(Dataset items)
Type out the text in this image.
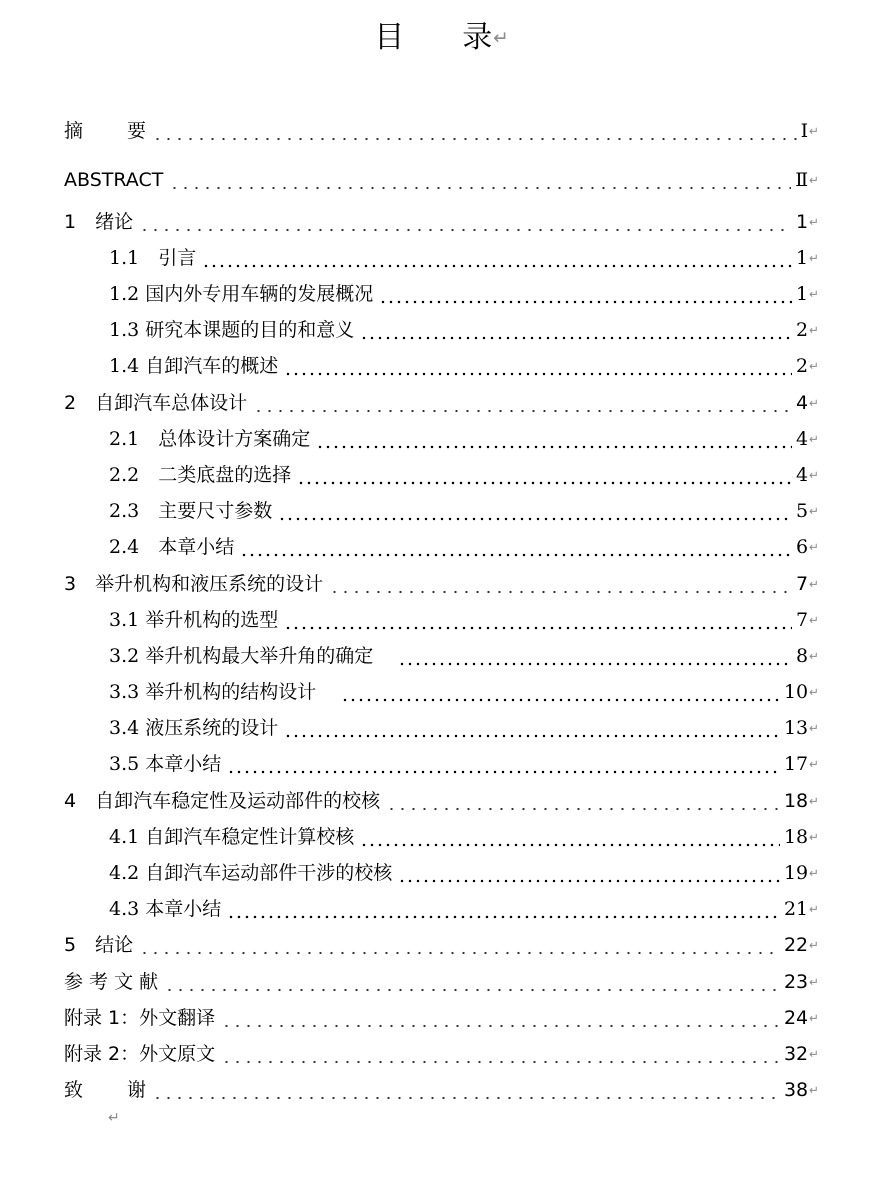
目 录↵
摘　　 要	Ⅰ ↵
ABSTRACT	Ⅱ ↵
1　绪论	1 ↵
1.1　引言	1 ↵
1.2 国内外专用车辆的发展概况	1 ↵
1.3 研究本课题的目的和意义	2 ↵
1.4 自卸汽车的概述	2 ↵
2　自卸汽车总体设计	4 ↵
2.1　总体设计方案确定	4 ↵
2.2　二类底盘的选择	4 ↵
2.3　主要尺寸参数	5 ↵
2.4　本章小结	6 ↵
3　举升机构和液压系统的设计	7 ↵
3.1 举升机构的选型	7 ↵
3.2 举升机构最大举升角的确定　	8 ↵
3.3 举升机构的结构设计　	10 ↵
3.4 液压系统的设计	13 ↵
3.5 本章小结	17 ↵
4　自卸汽车稳定性及运动部件的校核	18 ↵
4.1 自卸汽车稳定性计算校核	18 ↵
4.2 自卸汽车运动部件干涉的校核	19 ↵
4.3 本章小结	21 ↵
5　结论	22 ↵
参 考 文 献	23 ↵
附录 1：外文翻译	24 ↵
附录 2：外文原文	32 ↵
致　　 谢	38 ↵
↵
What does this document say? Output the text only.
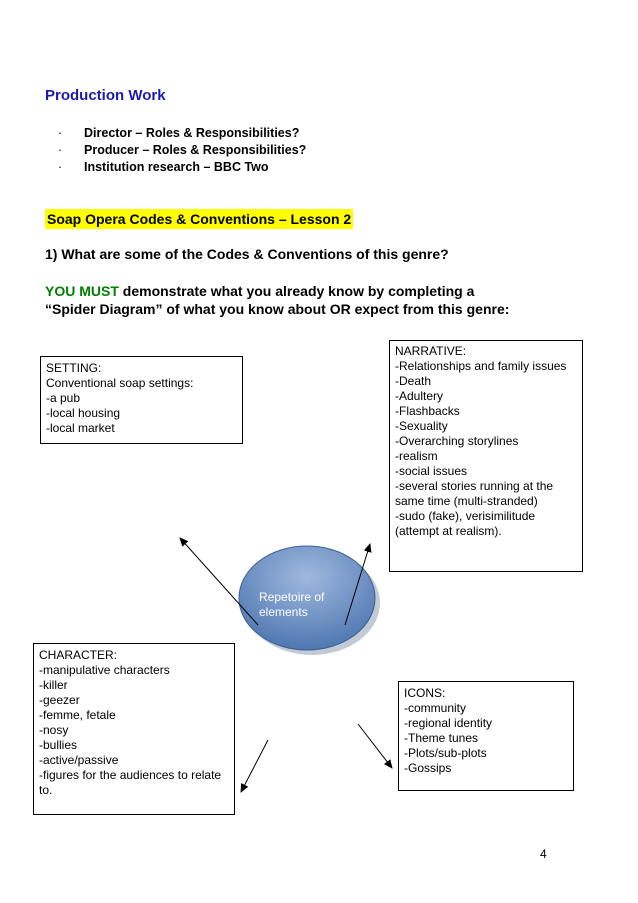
Production Work
· Director – Roles & Responsibilities?
· Producer – Roles & Responsibilities?
· Institution research – BBC Two
Soap Opera Codes & Conventions – Lesson 2
1) What are some of the Codes & Conventions of this genre?
YOU MUST demonstrate what you already know by completing a “Spider Diagram” of what you know about OR expect from this genre:
Repetoire of
elements
SETTING:
Conventional soap settings:
-a pub
-local housing
-local market
NARRATIVE:
-Relationships and family issues
-Death
-Adultery
-Flashbacks
-Sexuality
-Overarching storylines
-realism
-social issues
-several stories running at the same time (multi-stranded)
-sudo (fake), verisimilitude (attempt at realism).
CHARACTER:
-manipulative characters
-killer
-geezer
-femme, fetale
-nosy
-bullies
-active/passive
-figures for the audiences to relate to.
ICONS:
-community
-regional identity
-Theme tunes
-Plots/sub-plots
-Gossips
4
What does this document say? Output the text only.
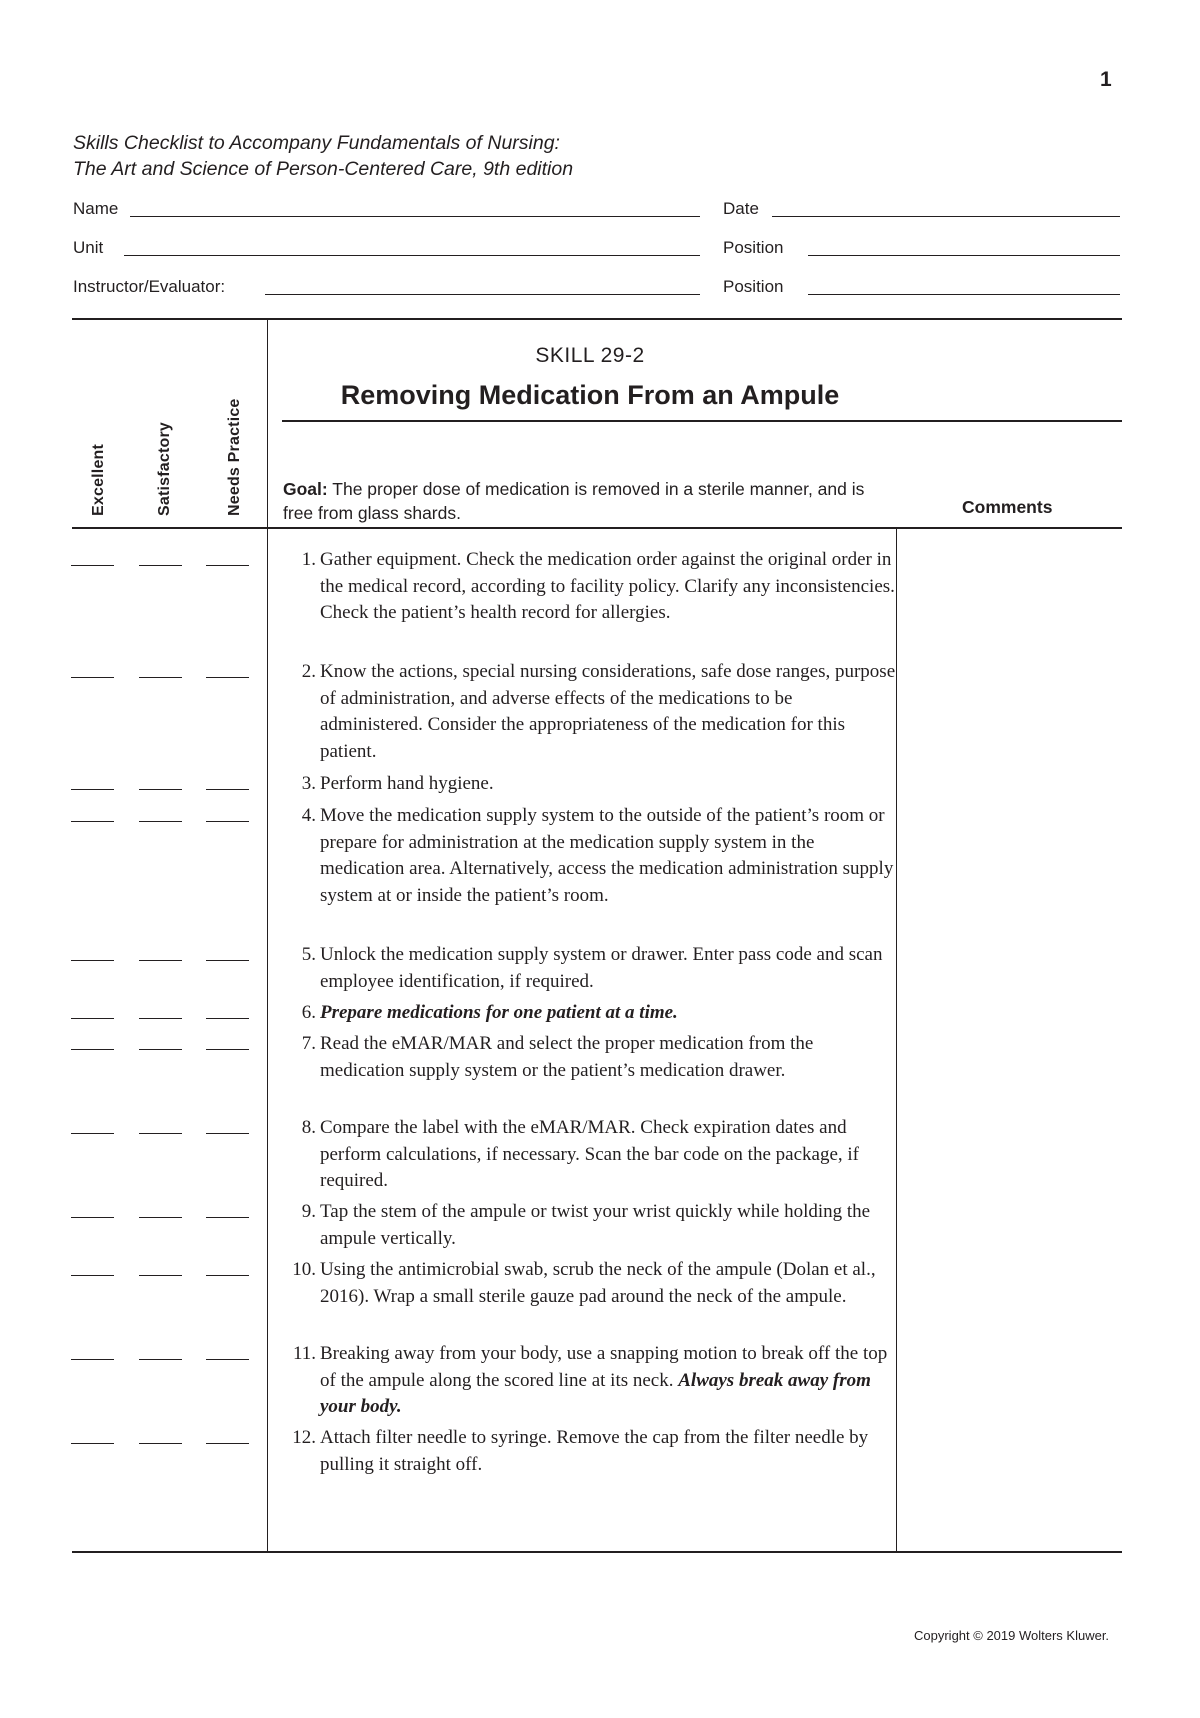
1
Skills Checklist to Accompany Fundamentals of Nursing:
The Art and Science of Person-Centered Care, 9th edition
Name	Date
Unit	Position
Instructor/Evaluator:	Position
Excellent	Satisfactory	Needs Practice
SKILL 29-2
Removing Medication From an Ampule
Goal: The proper dose of medication is removed in a sterile manner, and is free from glass shards.	Comments
1. Gather equipment. Check the medication order against the original order in the medical record, according to facility policy. Clarify any inconsistencies. Check the patient’s health record for allergies.
2. Know the actions, special nursing considerations, safe dose ranges, purpose of administration, and adverse effects of the medications to be administered. Consider the appropriateness of the medication for this patient.
3. Perform hand hygiene.
4. Move the medication supply system to the outside of the patient’s room or prepare for administration at the medication supply system in the medication area. Alternatively, access the medication administration supply system at or inside the patient’s room.
5. Unlock the medication supply system or drawer. Enter pass code and scan employee identification, if required.
6. Prepare medications for one patient at a time.
7. Read the eMAR/MAR and select the proper medication from the medication supply system or the patient’s medication drawer.
8. Compare the label with the eMAR/MAR. Check expiration dates and perform calculations, if necessary. Scan the bar code on the package, if required.
9. Tap the stem of the ampule or twist your wrist quickly while holding the ampule vertically.
10. Using the antimicrobial swab, scrub the neck of the ampule (Dolan et al., 2016). Wrap a small sterile gauze pad around the neck of the ampule.
11. Breaking away from your body, use a snapping motion to break off the top of the ampule along the scored line at its neck. Always break away from your body.
12. Attach filter needle to syringe. Remove the cap from the filter needle by pulling it straight off.
Copyright © 2019 Wolters Kluwer.
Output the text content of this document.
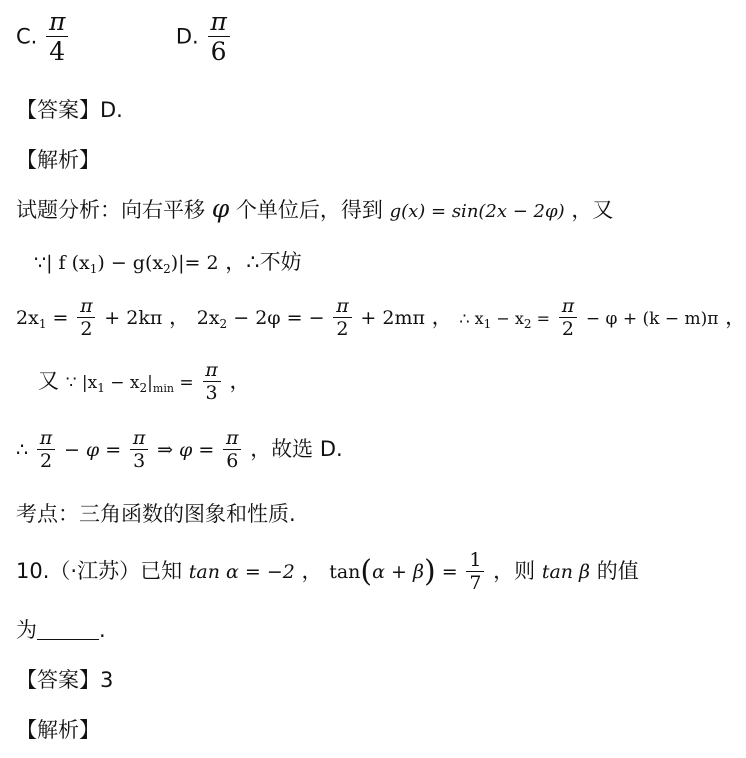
C. $\frac{\pi}{4}$	D. $\frac{\pi}{6}$
【答案】D.
【解析】
试题分析：向右平移 φ 个单位后，得到 g(x) = sin(2x − 2φ) ，又
∵| f $(x_1) - g(x_2)|= 2$ ，∴不妨
$2x_1 = \frac{\pi}{2} + 2k\pi$ ， $2x_2 - 2\varphi$ = − $\frac{\pi}{2} + 2m\pi$ ， ∴ $x_1 - x_2 = \frac{\pi}{2} - \varphi + (k - m)\pi$ ，
又 ∵ $|x_1 - x_2|_{min} = \frac{\pi}{3}$ ，
∴ $\frac{\pi}{2} - \varphi = \frac{\pi}{3}$ ⇒ $\varphi = \frac{\pi}{6}$ ，故选 D.
考点：三角函数的图象和性质.
10.（·江苏）已知 tan α = −2 ， $\tan(\alpha + \beta) = \frac{1}{7}$ ，则 tan β 的值
为	.
【答案】3
【解析】
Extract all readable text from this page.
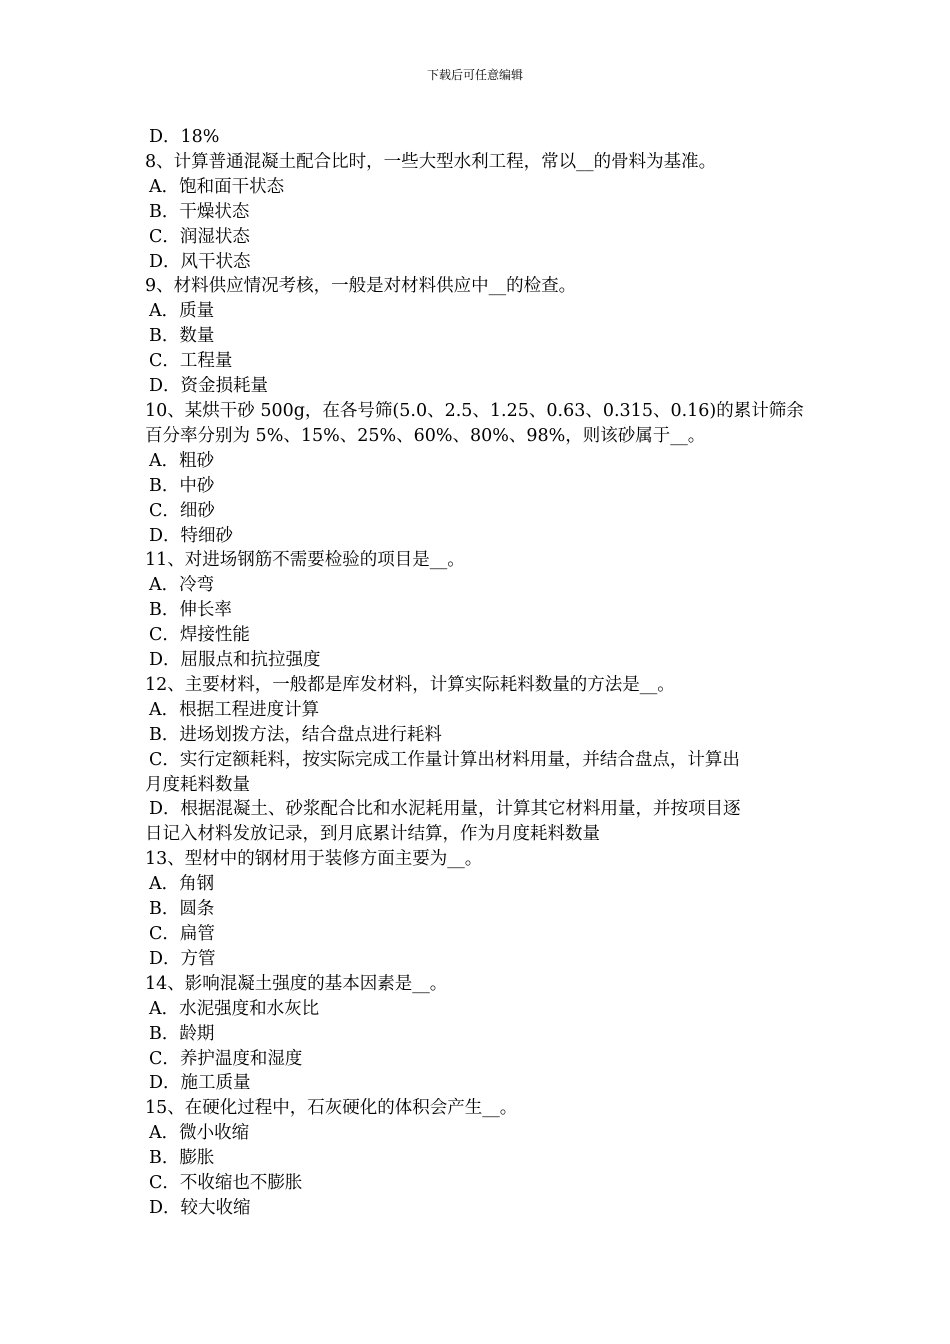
下载后可任意编辑
D．18%
8、计算普通混凝土配合比时，一些大型水利工程，常以__的骨料为基准。
A．饱和面干状态
B．干燥状态
C．润湿状态
D．风干状态
9、材料供应情况考核，一般是对材料供应中__的检查。
A．质量
B．数量
C．工程量
D．资金损耗量
10、某烘干砂 500g，在各号筛(5.0、2.5、1.25、0.63、0.315、0.16)的累计筛余
百分率分别为 5%、15%、25%、60%、80%、98%，则该砂属于__。
A．粗砂
B．中砂
C．细砂
D．特细砂
11、对进场钢筋不需要检验的项目是__。
A．冷弯
B．伸长率
C．焊接性能
D．屈服点和抗拉强度
12、主要材料，一般都是库发材料，计算实际耗料数量的方法是__。
A．根据工程进度计算
B．进场划拨方法，结合盘点进行耗料
C．实行定额耗料，按实际完成工作量计算出材料用量，并结合盘点，计算出
月度耗料数量
D．根据混凝土、砂浆配合比和水泥耗用量，计算其它材料用量，并按项目逐
日记入材料发放记录，到月底累计结算，作为月度耗料数量
13、型材中的钢材用于装修方面主要为__。
A．角钢
B．圆条
C．扁管
D．方管
14、影响混凝土强度的基本因素是__。
A．水泥强度和水灰比
B．龄期
C．养护温度和湿度
D．施工质量
15、在硬化过程中，石灰硬化的体积会产生__。
A．微小收缩
B．膨胀
C．不收缩也不膨胀
D．较大收缩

What you have to do >> Above are the records; reproduce them exactly and leave out the pictures.

Written solution >>
Type out the text in this image.
目 录↵
摘　　 要	Ⅰ ↵
ABSTRACT	Ⅱ ↵
1　绪论	1 ↵
1.1　引言	1 ↵
1.2 国内外专用车辆的发展概况	1 ↵
1.3 研究本课题的目的和意义	2 ↵
1.4 自卸汽车的概述	2 ↵
2　自卸汽车总体设计	4 ↵
2.1　总体设计方案确定	4 ↵
2.2　二类底盘的选择	4 ↵
2.3　主要尺寸参数	5 ↵
2.4　本章小结	6 ↵
3　举升机构和液压系统的设计	7 ↵
3.1 举升机构的选型	7 ↵
3.2 举升机构最大举升角的确定　	8 ↵
3.3 举升机构的结构设计　	10 ↵
3.4 液压系统的设计	13 ↵
3.5 本章小结	17 ↵
4　自卸汽车稳定性及运动部件的校核	18 ↵
4.1 自卸汽车稳定性计算校核	18 ↵
4.2 自卸汽车运动部件干涉的校核	19 ↵
4.3 本章小结	21 ↵
5　结论	22 ↵
参 考 文 献	23 ↵
附录 1：外文翻译	24 ↵
附录 2：外文原文	32 ↵
致　　 谢	38 ↵
↵
What does this document say? Output the text only.
Production Work
· Director – Roles & Responsibilities?
· Producer – Roles & Responsibilities?
· Institution research – BBC Two
Soap Opera Codes & Conventions – Lesson 2
1) What are some of the Codes & Conventions of this genre?
YOU MUST demonstrate what you already know by completing a “Spider Diagram” of what you know about OR expect from this genre:
Repetoire of
elements
SETTING:
Conventional soap settings:
-a pub
-local housing
-local market
NARRATIVE:
-Relationships and family issues
-Death
-Adultery
-Flashbacks
-Sexuality
-Overarching storylines
-realism
-social issues
-several stories running at the same time (multi-stranded)
-sudo (fake), verisimilitude (attempt at realism).
CHARACTER:
-manipulative characters
-killer
-geezer
-femme, fetale
-nosy
-bullies
-active/passive
-figures for the audiences to relate to.
ICONS:
-community
-regional identity
-Theme tunes
-Plots/sub-plots
-Gossips
4
What does this document say? Output the text only.
1
Skills Checklist to Accompany Fundamentals of Nursing:
The Art and Science of Person-Centered Care, 9th edition
Name	Date
Unit	Position
Instructor/Evaluator:	Position
Excellent	Satisfactory	Needs Practice
SKILL 29-2
Removing Medication From an Ampule
Goal: The proper dose of medication is removed in a sterile manner, and is free from glass shards.	Comments
1. Gather equipment. Check the medication order against the original order in the medical record, according to facility policy. Clarify any inconsistencies. Check the patient’s health record for allergies.
2. Know the actions, special nursing considerations, safe dose ranges, purpose of administration, and adverse effects of the medications to be administered. Consider the appropriateness of the medication for this patient.
3. Perform hand hygiene.
4. Move the medication supply system to the outside of the patient’s room or prepare for administration at the medication supply system in the medication area. Alternatively, access the medication administration supply system at or inside the patient’s room.
5. Unlock the medication supply system or drawer. Enter pass code and scan employee identification, if required.
6. Prepare medications for one patient at a time.
7. Read the eMAR/MAR and select the proper medication from the medication supply system or the patient’s medication drawer.
8. Compare the label with the eMAR/MAR. Check expiration dates and perform calculations, if necessary. Scan the bar code on the package, if required.
9. Tap the stem of the ampule or twist your wrist quickly while holding the ampule vertically.
10. Using the antimicrobial swab, scrub the neck of the ampule (Dolan et al., 2016). Wrap a small sterile gauze pad around the neck of the ampule.
11. Breaking away from your body, use a snapping motion to break off the top of the ampule along the scored line at its neck. Always break away from your body.
12. Attach filter needle to syringe. Remove the cap from the filter needle by pulling it straight off.
Copyright © 2019 Wolters Kluwer.
Output the text content of this document.
C. $\frac{\pi}{4}$	D. $\frac{\pi}{6}$
【答案】D.
【解析】
试题分析：向右平移 φ 个单位后，得到 g(x) = sin(2x − 2φ) ，又
∵| f $(x_1) - g(x_2)|= 2$ ，∴不妨
$2x_1 = \frac{\pi}{2} + 2k\pi$ ， $2x_2 - 2\varphi$ = − $\frac{\pi}{2} + 2m\pi$ ， ∴ $x_1 - x_2 = \frac{\pi}{2} - \varphi + (k - m)\pi$ ，
又 ∵ $|x_1 - x_2|_{min} = \frac{\pi}{3}$ ，
∴ $\frac{\pi}{2} - \varphi = \frac{\pi}{3}$ ⇒ $\varphi = \frac{\pi}{6}$ ，故选 D.
考点：三角函数的图象和性质.
10.（·江苏）已知 tan α = −2 ， $\tan(\alpha + \beta) = \frac{1}{7}$ ，则 tan β 的值
为	.
【答案】3
【解析】
Extract all readable text from this page.
下载后可任意编辑
D．18%
8、计算普通混凝土配合比时，一些大型水利工程，常以__的骨料为基准。
A．饱和面干状态
B．干燥状态
C．润湿状态
D．风干状态
9、材料供应情况考核，一般是对材料供应中__的检查。
A．质量
B．数量
C．工程量
D．资金损耗量
10、某烘干砂 500g，在各号筛(5.0、2.5、1.25、0.63、0.315、0.16)的累计筛余
百分率分别为 5%、15%、25%、60%、80%、98%，则该砂属于__。
A．粗砂
B．中砂
C．细砂
D．特细砂
11、对进场钢筋不需要检验的项目是__。
A．冷弯
B．伸长率
C．焊接性能
D．屈服点和抗拉强度
12、主要材料，一般都是库发材料，计算实际耗料数量的方法是__。
A．根据工程进度计算
B．进场划拨方法，结合盘点进行耗料
C．实行定额耗料，按实际完成工作量计算出材料用量，并结合盘点，计算出
月度耗料数量
D．根据混凝土、砂浆配合比和水泥耗用量，计算其它材料用量，并按项目逐
日记入材料发放记录，到月底累计结算，作为月度耗料数量
13、型材中的钢材用于装修方面主要为__。
A．角钢
B．圆条
C．扁管
D．方管
14、影响混凝土强度的基本因素是__。
A．水泥强度和水灰比
B．龄期
C．养护温度和湿度
D．施工质量
15、在硬化过程中，石灰硬化的体积会产生__。
A．微小收缩
B．膨胀
C．不收缩也不膨胀
D．较大收缩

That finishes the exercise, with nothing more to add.